• [Exercise requirements] All of the records below need to be copied exactly.

• [Input rows]
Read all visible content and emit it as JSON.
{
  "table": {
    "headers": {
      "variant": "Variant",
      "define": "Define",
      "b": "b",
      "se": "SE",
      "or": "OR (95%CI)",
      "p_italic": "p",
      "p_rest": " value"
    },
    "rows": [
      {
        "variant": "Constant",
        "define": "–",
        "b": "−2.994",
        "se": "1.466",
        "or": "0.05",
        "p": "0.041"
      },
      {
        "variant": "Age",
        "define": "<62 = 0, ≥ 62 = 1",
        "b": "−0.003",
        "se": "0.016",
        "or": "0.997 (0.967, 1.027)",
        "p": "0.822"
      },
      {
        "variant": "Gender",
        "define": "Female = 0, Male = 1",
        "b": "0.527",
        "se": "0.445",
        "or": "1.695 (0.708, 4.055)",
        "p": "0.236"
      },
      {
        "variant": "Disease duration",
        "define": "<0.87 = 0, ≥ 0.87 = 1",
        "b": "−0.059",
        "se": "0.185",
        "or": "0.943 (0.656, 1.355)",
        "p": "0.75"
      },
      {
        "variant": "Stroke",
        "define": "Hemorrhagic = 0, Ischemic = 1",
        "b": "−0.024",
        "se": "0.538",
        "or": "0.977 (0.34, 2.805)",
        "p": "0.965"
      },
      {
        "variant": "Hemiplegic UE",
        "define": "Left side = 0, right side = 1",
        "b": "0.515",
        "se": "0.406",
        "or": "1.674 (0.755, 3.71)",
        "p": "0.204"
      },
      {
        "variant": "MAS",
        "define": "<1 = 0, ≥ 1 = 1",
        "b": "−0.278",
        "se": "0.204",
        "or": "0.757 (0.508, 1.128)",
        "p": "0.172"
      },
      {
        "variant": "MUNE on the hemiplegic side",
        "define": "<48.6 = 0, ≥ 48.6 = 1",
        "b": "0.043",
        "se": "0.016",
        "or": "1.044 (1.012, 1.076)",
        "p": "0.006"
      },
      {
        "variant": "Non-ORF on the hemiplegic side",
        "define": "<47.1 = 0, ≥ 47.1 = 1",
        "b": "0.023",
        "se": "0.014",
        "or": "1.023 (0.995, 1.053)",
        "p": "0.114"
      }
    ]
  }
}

• [Problem solution]
Read all visible content and emit it as JSON.
{
  "table": {
    "headers": {
      "variant": "Variant",
      "define": "Define",
      "b": "b",
      "se": "SE",
      "or": "OR (95%CI)",
      "p_italic": "p",
      "p_rest": " value"
    },
    "rows": [
      {
        "variant": "Constant",
        "define": "–",
        "b": "−2.994",
        "se": "1.466",
        "or": "0.05",
        "p": "0.041"
      },
      {
        "variant": "Age",
        "define": "<62 = 0, ≥ 62 = 1",
        "b": "−0.003",
        "se": "0.016",
        "or": "0.997 (0.967, 1.027)",
        "p": "0.822"
      },
      {
        "variant": "Gender",
        "define": "Female = 0, Male = 1",
        "b": "0.527",
        "se": "0.445",
        "or": "1.695 (0.708, 4.055)",
        "p": "0.236"
      },
      {
        "variant": "Disease duration",
        "define": "<0.87 = 0, ≥ 0.87 = 1",
        "b": "−0.059",
        "se": "0.185",
        "or": "0.943 (0.656, 1.355)",
        "p": "0.75"
      },
      {
        "variant": "Stroke",
        "define": "Hemorrhagic = 0, Ischemic = 1",
        "b": "−0.024",
        "se": "0.538",
        "or": "0.977 (0.34, 2.805)",
        "p": "0.965"
      },
      {
        "variant": "Hemiplegic UE",
        "define": "Left side = 0, right side = 1",
        "b": "0.515",
        "se": "0.406",
        "or": "1.674 (0.755, 3.71)",
        "p": "0.204"
      },
      {
        "variant": "MAS",
        "define": "<1 = 0, ≥ 1 = 1",
        "b": "−0.278",
        "se": "0.204",
        "or": "0.757 (0.508, 1.128)",
        "p": "0.172"
      },
      {
        "variant": "MUNE on the hemiplegic side",
        "define": "<48.6 = 0, ≥ 48.6 = 1",
        "b": "0.043",
        "se": "0.016",
        "or": "1.044 (1.012, 1.076)",
        "p": "0.006"
      },
      {
        "variant": "Non-ORF on the hemiplegic side",
        "define": "<47.1 = 0, ≥ 47.1 = 1",
        "b": "0.023",
        "se": "0.014",
        "or": "1.023 (0.995, 1.053)",
        "p": "0.114"
      }
    ]
  }
}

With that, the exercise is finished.